Raw records
-*-

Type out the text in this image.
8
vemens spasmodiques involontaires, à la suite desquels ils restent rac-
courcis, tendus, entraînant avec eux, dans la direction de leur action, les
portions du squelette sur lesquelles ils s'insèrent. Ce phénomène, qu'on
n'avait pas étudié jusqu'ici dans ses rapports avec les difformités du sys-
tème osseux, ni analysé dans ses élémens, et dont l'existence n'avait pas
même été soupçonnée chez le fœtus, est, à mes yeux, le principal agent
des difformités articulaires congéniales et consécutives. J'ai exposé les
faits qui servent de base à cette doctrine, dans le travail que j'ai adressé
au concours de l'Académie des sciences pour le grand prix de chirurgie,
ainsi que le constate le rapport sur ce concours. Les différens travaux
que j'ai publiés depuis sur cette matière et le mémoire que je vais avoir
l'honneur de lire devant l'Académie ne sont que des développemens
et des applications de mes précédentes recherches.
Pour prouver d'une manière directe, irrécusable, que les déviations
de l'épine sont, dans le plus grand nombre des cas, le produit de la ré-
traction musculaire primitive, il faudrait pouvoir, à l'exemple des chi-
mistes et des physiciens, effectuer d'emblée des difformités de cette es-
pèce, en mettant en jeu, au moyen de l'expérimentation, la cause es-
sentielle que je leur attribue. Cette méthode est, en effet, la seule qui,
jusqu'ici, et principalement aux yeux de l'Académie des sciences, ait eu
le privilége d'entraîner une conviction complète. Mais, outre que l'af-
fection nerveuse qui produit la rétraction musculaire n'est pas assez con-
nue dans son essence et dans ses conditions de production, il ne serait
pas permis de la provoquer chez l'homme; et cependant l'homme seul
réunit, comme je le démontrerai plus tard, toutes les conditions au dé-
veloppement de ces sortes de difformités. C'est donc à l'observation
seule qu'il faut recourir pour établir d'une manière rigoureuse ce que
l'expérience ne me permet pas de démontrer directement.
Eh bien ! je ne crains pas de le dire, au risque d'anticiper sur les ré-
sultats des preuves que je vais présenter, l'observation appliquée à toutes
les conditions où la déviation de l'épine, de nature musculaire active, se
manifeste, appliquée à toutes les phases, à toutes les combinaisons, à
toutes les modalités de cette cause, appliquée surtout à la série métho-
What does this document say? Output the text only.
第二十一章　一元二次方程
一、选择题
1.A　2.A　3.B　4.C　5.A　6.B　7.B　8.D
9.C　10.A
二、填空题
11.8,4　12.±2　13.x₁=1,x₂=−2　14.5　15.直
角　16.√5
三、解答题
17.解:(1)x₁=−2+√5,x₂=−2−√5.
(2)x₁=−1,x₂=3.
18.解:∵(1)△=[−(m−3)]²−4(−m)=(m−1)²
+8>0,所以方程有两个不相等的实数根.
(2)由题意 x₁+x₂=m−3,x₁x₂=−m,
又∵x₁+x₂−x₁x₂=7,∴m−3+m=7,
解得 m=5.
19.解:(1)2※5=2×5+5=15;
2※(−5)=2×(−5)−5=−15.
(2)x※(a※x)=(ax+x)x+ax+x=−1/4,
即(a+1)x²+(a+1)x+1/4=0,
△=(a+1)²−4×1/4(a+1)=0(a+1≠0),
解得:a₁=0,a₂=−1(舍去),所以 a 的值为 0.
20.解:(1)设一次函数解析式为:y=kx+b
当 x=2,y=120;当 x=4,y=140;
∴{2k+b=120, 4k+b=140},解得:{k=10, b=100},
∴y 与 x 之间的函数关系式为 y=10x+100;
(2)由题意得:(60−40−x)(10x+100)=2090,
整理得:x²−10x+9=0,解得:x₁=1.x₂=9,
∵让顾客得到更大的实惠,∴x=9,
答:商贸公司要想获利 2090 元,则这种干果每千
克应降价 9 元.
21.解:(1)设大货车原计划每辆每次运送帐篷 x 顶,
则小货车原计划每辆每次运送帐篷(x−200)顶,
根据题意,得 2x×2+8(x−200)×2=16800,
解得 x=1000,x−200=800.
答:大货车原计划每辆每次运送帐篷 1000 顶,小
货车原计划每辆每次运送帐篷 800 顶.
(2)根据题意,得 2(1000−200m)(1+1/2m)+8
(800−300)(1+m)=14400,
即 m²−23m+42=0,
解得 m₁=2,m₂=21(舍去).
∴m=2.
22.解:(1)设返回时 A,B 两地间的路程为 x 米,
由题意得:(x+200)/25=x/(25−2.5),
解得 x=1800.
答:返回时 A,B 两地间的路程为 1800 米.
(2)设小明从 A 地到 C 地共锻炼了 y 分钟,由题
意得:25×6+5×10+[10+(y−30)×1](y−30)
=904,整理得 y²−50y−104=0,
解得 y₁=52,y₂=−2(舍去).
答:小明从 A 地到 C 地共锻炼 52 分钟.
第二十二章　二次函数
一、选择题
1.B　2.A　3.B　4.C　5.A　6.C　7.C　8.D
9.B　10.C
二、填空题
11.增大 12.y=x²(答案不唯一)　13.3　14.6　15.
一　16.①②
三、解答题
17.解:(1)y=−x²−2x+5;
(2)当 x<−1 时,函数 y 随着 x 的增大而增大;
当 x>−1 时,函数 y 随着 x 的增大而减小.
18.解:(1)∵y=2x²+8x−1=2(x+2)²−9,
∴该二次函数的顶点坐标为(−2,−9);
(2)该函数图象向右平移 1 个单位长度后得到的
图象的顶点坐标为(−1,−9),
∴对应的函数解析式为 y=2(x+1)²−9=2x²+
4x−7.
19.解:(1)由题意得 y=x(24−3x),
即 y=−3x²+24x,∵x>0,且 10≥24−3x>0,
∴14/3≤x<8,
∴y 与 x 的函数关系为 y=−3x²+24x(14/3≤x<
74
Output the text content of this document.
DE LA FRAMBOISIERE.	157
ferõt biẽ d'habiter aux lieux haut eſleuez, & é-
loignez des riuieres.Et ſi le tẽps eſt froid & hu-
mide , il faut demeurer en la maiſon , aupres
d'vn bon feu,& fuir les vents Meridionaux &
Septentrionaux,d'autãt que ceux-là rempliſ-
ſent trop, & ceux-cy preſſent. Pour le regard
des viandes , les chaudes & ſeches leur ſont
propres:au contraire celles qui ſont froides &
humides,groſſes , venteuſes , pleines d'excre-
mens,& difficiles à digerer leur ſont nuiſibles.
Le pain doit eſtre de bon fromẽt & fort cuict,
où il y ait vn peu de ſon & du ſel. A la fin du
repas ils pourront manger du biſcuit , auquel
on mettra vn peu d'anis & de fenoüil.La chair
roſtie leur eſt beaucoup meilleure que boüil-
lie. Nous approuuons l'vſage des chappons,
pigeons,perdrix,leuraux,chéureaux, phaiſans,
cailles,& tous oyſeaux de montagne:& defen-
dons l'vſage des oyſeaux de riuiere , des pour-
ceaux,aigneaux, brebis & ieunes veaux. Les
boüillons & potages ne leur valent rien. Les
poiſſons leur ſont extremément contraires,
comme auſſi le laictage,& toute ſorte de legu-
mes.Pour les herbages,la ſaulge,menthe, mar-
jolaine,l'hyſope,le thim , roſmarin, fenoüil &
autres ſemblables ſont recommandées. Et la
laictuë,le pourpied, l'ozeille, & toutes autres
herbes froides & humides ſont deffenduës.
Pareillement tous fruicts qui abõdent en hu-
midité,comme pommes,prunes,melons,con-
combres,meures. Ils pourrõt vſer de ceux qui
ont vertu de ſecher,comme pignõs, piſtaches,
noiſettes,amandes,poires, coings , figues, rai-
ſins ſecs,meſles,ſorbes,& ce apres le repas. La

-*-

__Stated exercise__. In how many lines does the word "musculaire" appear? Respond with the number alone.

__Task result__. 3